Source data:
## begin
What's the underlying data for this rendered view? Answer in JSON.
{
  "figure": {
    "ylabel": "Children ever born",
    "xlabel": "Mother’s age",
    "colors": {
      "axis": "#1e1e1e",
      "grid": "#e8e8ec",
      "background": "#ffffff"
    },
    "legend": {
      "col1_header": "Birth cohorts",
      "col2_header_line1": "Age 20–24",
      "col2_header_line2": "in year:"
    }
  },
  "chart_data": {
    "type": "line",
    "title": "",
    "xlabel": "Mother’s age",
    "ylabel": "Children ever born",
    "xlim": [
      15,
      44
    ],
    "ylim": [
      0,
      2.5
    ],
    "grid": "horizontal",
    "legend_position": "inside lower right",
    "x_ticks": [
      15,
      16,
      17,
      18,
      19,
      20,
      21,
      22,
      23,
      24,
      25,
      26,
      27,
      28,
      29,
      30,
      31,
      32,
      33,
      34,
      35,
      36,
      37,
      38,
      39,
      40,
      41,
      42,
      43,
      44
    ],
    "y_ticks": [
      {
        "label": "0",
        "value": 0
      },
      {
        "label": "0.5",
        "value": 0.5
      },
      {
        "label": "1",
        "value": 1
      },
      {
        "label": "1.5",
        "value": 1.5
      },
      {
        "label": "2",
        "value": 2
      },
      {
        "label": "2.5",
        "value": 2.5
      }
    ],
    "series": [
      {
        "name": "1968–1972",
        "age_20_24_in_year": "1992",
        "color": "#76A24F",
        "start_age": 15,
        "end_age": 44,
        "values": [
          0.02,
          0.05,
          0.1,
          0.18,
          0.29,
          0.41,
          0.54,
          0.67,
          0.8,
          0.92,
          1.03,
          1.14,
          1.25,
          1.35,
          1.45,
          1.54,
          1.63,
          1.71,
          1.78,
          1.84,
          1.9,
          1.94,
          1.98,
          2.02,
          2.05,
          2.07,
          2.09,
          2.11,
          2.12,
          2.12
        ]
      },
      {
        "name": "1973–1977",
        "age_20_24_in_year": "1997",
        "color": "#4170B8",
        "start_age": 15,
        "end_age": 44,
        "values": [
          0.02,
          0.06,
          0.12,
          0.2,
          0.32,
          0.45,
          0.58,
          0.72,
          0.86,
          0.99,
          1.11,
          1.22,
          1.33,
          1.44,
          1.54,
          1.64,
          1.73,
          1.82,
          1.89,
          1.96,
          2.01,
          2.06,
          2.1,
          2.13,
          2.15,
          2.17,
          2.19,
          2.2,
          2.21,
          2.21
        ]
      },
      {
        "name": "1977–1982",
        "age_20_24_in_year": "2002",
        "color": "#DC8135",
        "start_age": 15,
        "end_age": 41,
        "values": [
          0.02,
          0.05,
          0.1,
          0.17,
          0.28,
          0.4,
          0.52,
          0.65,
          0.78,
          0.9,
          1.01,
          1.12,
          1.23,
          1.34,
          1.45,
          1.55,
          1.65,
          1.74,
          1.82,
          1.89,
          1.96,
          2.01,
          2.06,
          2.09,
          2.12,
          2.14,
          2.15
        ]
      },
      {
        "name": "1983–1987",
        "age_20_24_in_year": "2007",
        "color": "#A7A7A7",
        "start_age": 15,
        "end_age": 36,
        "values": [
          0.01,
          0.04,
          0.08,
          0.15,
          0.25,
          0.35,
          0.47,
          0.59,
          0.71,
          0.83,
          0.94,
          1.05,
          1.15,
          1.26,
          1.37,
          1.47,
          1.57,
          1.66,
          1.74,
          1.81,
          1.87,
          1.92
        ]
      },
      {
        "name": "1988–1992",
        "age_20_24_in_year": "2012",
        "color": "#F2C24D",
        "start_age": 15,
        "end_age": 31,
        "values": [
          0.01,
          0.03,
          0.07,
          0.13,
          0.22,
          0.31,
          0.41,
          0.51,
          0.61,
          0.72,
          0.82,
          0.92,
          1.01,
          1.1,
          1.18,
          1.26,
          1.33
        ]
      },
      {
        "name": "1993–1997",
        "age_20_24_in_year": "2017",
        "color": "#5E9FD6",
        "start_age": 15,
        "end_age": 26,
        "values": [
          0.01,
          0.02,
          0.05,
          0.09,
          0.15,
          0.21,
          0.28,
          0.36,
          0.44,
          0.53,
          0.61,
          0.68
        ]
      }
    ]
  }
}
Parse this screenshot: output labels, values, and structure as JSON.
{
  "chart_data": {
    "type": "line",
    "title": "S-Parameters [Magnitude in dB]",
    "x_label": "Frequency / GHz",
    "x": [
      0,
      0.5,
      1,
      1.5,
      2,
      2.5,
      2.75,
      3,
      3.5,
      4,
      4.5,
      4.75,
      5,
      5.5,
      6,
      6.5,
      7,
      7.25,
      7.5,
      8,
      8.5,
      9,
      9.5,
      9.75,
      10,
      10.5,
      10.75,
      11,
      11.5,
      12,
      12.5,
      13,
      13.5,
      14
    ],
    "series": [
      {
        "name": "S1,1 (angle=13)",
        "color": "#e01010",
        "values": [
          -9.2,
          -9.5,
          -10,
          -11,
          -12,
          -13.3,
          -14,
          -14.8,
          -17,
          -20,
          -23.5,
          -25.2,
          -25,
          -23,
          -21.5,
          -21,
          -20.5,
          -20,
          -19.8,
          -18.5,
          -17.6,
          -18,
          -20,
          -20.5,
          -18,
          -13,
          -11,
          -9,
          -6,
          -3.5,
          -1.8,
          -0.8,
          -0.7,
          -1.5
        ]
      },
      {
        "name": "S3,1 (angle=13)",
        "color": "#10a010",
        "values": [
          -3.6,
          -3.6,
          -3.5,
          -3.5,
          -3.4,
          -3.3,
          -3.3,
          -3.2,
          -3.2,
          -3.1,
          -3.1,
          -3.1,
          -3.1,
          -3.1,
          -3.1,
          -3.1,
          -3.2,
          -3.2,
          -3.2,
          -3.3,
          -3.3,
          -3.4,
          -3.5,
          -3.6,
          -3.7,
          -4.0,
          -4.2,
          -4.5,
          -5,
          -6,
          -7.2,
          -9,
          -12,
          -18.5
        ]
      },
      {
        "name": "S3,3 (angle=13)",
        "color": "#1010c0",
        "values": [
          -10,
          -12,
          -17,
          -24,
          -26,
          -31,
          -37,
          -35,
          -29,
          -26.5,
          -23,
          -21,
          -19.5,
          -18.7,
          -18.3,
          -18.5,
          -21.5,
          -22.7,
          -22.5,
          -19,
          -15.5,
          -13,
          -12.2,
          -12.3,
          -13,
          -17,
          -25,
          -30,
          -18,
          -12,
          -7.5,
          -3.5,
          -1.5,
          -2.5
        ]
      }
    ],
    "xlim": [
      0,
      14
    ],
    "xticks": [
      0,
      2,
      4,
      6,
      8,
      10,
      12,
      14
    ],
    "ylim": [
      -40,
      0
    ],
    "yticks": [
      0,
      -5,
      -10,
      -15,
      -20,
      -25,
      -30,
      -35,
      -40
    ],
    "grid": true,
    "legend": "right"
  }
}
## end
**STATED GOAL:** Pull out all lines from the entries above in which the word "title" appears.

**PROBLEM SOLUTION:**
    "title": "",
    "title": "S-Parameters [Magnitude in dB]",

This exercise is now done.